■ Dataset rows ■
┄┄┄┄┄┄┄┄┄┄┄┄┄┄┄┄┄┄┄┄

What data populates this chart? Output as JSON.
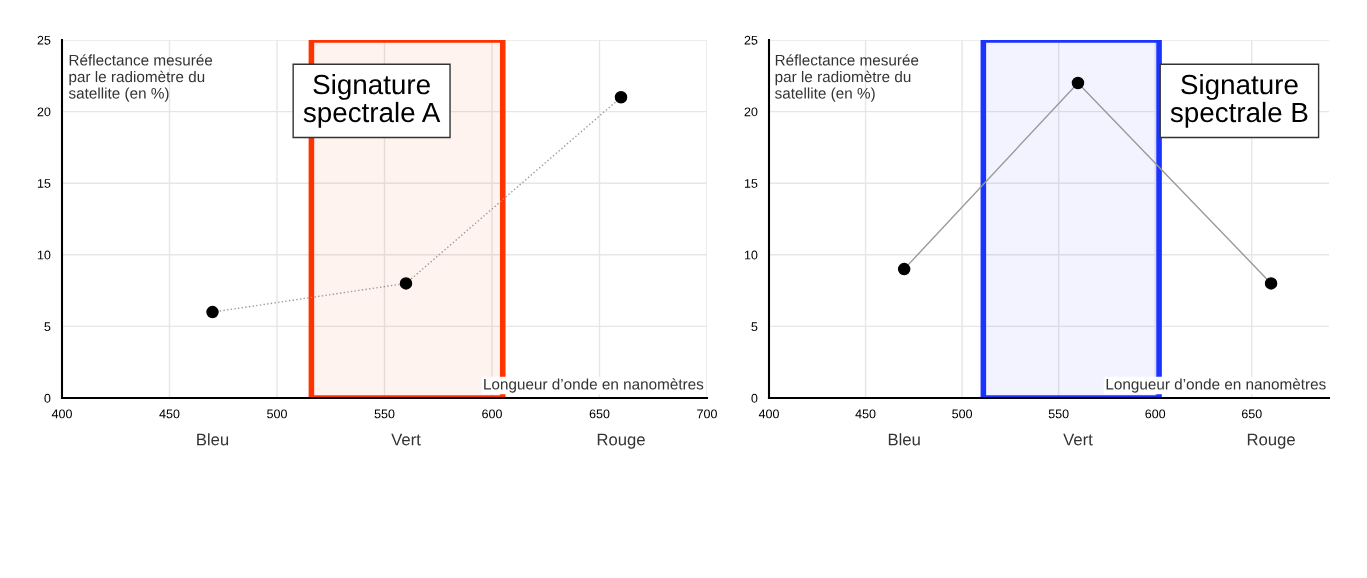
{
  "chart_data": [
    {
      "type": "line",
      "title": "Signature\nspectrale A",
      "ylabel": "Réflectance mesurée\npar le radiomètre du\nsatellite (en %)",
      "xlabel": "Longueur d’onde en nanomètres",
      "x": [
        470,
        560,
        660
      ],
      "series": [
        {
          "color": "#999999",
          "values": [
            6,
            8,
            21
          ]
        }
      ],
      "xlim": [
        400,
        700
      ],
      "xticks": [
        400,
        450,
        500,
        550,
        600,
        650,
        700
      ],
      "ylim": [
        0,
        25
      ],
      "yticks": [
        0,
        5,
        10,
        15,
        20,
        25
      ],
      "grid": true,
      "marker": "circle",
      "line_style": "dotted",
      "bands": [
        {
          "axis": "x",
          "from": 516,
          "to": 605,
          "color": "#ff3300"
        }
      ],
      "annotations": [
        "Bleu",
        "Vert",
        "Rouge"
      ]
    },
    {
      "type": "line",
      "title": "Signature\nspectrale B",
      "ylabel": "Réflectance mesurée\npar le radiomètre du\nsatellite (en %)",
      "xlabel": "Longueur d’onde en nanomètres",
      "x": [
        470,
        560,
        660
      ],
      "series": [
        {
          "color": "#999999",
          "values": [
            9,
            22,
            8
          ]
        }
      ],
      "xlim": [
        400,
        690
      ],
      "xticks": [
        400,
        450,
        500,
        550,
        600,
        650
      ],
      "ylim": [
        0,
        25
      ],
      "yticks": [
        0,
        5,
        10,
        15,
        20,
        25
      ],
      "grid": true,
      "marker": "circle",
      "line_style": "solid",
      "bands": [
        {
          "axis": "x",
          "from": 511,
          "to": 602,
          "color": "#1a33ff"
        }
      ],
      "annotations": [
        "Bleu",
        "Vert",
        "Rouge"
      ]
    }
  ]
}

┄┄┄┄┄┄┄┄┄┄┄┄┄┄┄┄┄┄┄┄

■ Work instructions ■
Using the records above, retype everything exactly except the pictures.

■ Solution for this exercise ■
What data populates this chart? Output as JSON.
{
  "chart_data": [
    {
      "type": "line",
      "title": "Signature\nspectrale A",
      "ylabel": "Réflectance mesurée\npar le radiomètre du\nsatellite (en %)",
      "xlabel": "Longueur d’onde en nanomètres",
      "x": [
        470,
        560,
        660
      ],
      "series": [
        {
          "color": "#999999",
          "values": [
            6,
            8,
            21
          ]
        }
      ],
      "xlim": [
        400,
        700
      ],
      "xticks": [
        400,
        450,
        500,
        550,
        600,
        650,
        700
      ],
      "ylim": [
        0,
        25
      ],
      "yticks": [
        0,
        5,
        10,
        15,
        20,
        25
      ],
      "grid": true,
      "marker": "circle",
      "line_style": "dotted",
      "bands": [
        {
          "axis": "x",
          "from": 516,
          "to": 605,
          "color": "#ff3300"
        }
      ],
      "annotations": [
        "Bleu",
        "Vert",
        "Rouge"
      ]
    },
    {
      "type": "line",
      "title": "Signature\nspectrale B",
      "ylabel": "Réflectance mesurée\npar le radiomètre du\nsatellite (en %)",
      "xlabel": "Longueur d’onde en nanomètres",
      "x": [
        470,
        560,
        660
      ],
      "series": [
        {
          "color": "#999999",
          "values": [
            9,
            22,
            8
          ]
        }
      ],
      "xlim": [
        400,
        690
      ],
      "xticks": [
        400,
        450,
        500,
        550,
        600,
        650
      ],
      "ylim": [
        0,
        25
      ],
      "yticks": [
        0,
        5,
        10,
        15,
        20,
        25
      ],
      "grid": true,
      "marker": "circle",
      "line_style": "solid",
      "bands": [
        {
          "axis": "x",
          "from": 511,
          "to": 602,
          "color": "#1a33ff"
        }
      ],
      "annotations": [
        "Bleu",
        "Vert",
        "Rouge"
      ]
    }
  ]
}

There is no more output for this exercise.